→ **What you need to do**:
Extract the listing below in full, unchanged.

-- BEGIN Information shown --

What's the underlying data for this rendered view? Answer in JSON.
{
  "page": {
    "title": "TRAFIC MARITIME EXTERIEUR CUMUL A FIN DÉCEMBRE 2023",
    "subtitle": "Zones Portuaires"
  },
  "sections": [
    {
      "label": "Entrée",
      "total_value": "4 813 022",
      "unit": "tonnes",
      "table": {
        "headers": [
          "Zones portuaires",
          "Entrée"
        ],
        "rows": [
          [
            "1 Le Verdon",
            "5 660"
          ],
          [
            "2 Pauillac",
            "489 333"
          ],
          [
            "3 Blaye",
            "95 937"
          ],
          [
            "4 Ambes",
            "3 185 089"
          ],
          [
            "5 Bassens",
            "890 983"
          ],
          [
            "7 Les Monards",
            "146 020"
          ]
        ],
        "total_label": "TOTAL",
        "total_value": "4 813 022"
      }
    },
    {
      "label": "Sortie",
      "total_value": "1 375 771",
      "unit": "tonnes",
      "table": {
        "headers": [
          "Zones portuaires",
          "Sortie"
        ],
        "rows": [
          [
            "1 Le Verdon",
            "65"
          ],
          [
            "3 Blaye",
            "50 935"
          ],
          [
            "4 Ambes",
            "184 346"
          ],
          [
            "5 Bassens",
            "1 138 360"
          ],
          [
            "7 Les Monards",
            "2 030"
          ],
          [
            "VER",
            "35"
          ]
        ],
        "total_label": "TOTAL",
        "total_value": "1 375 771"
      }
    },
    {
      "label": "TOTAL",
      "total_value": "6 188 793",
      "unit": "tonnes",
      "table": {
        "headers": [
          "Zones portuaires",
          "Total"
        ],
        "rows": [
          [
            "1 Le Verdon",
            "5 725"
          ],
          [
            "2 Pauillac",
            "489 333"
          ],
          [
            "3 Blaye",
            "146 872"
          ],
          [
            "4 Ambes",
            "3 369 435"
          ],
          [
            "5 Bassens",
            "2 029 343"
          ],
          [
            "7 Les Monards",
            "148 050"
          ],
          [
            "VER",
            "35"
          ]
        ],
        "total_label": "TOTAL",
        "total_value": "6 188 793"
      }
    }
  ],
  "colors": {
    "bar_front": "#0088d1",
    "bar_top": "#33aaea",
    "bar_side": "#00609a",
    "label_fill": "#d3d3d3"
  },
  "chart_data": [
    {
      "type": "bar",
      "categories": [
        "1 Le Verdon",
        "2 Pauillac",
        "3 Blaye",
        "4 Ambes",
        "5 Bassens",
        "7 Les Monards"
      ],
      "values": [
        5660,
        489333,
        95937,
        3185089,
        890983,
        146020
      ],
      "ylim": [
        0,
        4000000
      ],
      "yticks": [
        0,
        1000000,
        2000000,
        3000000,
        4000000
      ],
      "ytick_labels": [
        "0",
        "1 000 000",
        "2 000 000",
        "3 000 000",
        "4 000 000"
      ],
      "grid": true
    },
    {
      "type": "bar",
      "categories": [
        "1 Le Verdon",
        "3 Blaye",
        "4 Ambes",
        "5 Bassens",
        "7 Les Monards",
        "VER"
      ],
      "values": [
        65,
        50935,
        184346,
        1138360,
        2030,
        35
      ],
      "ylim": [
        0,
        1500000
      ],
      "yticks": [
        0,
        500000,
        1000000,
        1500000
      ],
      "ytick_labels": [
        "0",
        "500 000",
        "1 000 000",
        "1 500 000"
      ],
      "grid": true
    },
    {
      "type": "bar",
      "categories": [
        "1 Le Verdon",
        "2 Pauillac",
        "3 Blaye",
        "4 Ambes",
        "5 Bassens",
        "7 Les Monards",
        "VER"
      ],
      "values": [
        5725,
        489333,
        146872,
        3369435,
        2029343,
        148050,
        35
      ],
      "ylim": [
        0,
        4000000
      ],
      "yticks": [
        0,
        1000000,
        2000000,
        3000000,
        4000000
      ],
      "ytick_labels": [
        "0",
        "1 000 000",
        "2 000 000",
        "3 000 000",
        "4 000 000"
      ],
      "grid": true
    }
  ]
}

-- END Information shown --

→ **Task output**:
What's the underlying data for this rendered view? Answer in JSON.
{
  "page": {
    "title": "TRAFIC MARITIME EXTERIEUR CUMUL A FIN DÉCEMBRE 2023",
    "subtitle": "Zones Portuaires"
  },
  "sections": [
    {
      "label": "Entrée",
      "total_value": "4 813 022",
      "unit": "tonnes",
      "table": {
        "headers": [
          "Zones portuaires",
          "Entrée"
        ],
        "rows": [
          [
            "1 Le Verdon",
            "5 660"
          ],
          [
            "2 Pauillac",
            "489 333"
          ],
          [
            "3 Blaye",
            "95 937"
          ],
          [
            "4 Ambes",
            "3 185 089"
          ],
          [
            "5 Bassens",
            "890 983"
          ],
          [
            "7 Les Monards",
            "146 020"
          ]
        ],
        "total_label": "TOTAL",
        "total_value": "4 813 022"
      }
    },
    {
      "label": "Sortie",
      "total_value": "1 375 771",
      "unit": "tonnes",
      "table": {
        "headers": [
          "Zones portuaires",
          "Sortie"
        ],
        "rows": [
          [
            "1 Le Verdon",
            "65"
          ],
          [
            "3 Blaye",
            "50 935"
          ],
          [
            "4 Ambes",
            "184 346"
          ],
          [
            "5 Bassens",
            "1 138 360"
          ],
          [
            "7 Les Monards",
            "2 030"
          ],
          [
            "VER",
            "35"
          ]
        ],
        "total_label": "TOTAL",
        "total_value": "1 375 771"
      }
    },
    {
      "label": "TOTAL",
      "total_value": "6 188 793",
      "unit": "tonnes",
      "table": {
        "headers": [
          "Zones portuaires",
          "Total"
        ],
        "rows": [
          [
            "1 Le Verdon",
            "5 725"
          ],
          [
            "2 Pauillac",
            "489 333"
          ],
          [
            "3 Blaye",
            "146 872"
          ],
          [
            "4 Ambes",
            "3 369 435"
          ],
          [
            "5 Bassens",
            "2 029 343"
          ],
          [
            "7 Les Monards",
            "148 050"
          ],
          [
            "VER",
            "35"
          ]
        ],
        "total_label": "TOTAL",
        "total_value": "6 188 793"
      }
    }
  ],
  "colors": {
    "bar_front": "#0088d1",
    "bar_top": "#33aaea",
    "bar_side": "#00609a",
    "label_fill": "#d3d3d3"
  },
  "chart_data": [
    {
      "type": "bar",
      "categories": [
        "1 Le Verdon",
        "2 Pauillac",
        "3 Blaye",
        "4 Ambes",
        "5 Bassens",
        "7 Les Monards"
      ],
      "values": [
        5660,
        489333,
        95937,
        3185089,
        890983,
        146020
      ],
      "ylim": [
        0,
        4000000
      ],
      "yticks": [
        0,
        1000000,
        2000000,
        3000000,
        4000000
      ],
      "ytick_labels": [
        "0",
        "1 000 000",
        "2 000 000",
        "3 000 000",
        "4 000 000"
      ],
      "grid": true
    },
    {
      "type": "bar",
      "categories": [
        "1 Le Verdon",
        "3 Blaye",
        "4 Ambes",
        "5 Bassens",
        "7 Les Monards",
        "VER"
      ],
      "values": [
        65,
        50935,
        184346,
        1138360,
        2030,
        35
      ],
      "ylim": [
        0,
        1500000
      ],
      "yticks": [
        0,
        500000,
        1000000,
        1500000
      ],
      "ytick_labels": [
        "0",
        "500 000",
        "1 000 000",
        "1 500 000"
      ],
      "grid": true
    },
    {
      "type": "bar",
      "categories": [
        "1 Le Verdon",
        "2 Pauillac",
        "3 Blaye",
        "4 Ambes",
        "5 Bassens",
        "7 Les Monards",
        "VER"
      ],
      "values": [
        5725,
        489333,
        146872,
        3369435,
        2029343,
        148050,
        35
      ],
      "ylim": [
        0,
        4000000
      ],
      "yticks": [
        0,
        1000000,
        2000000,
        3000000,
        4000000
      ],
      "ytick_labels": [
        "0",
        "1 000 000",
        "2 000 000",
        "3 000 000",
        "4 000 000"
      ],
      "grid": true
    }
  ]
}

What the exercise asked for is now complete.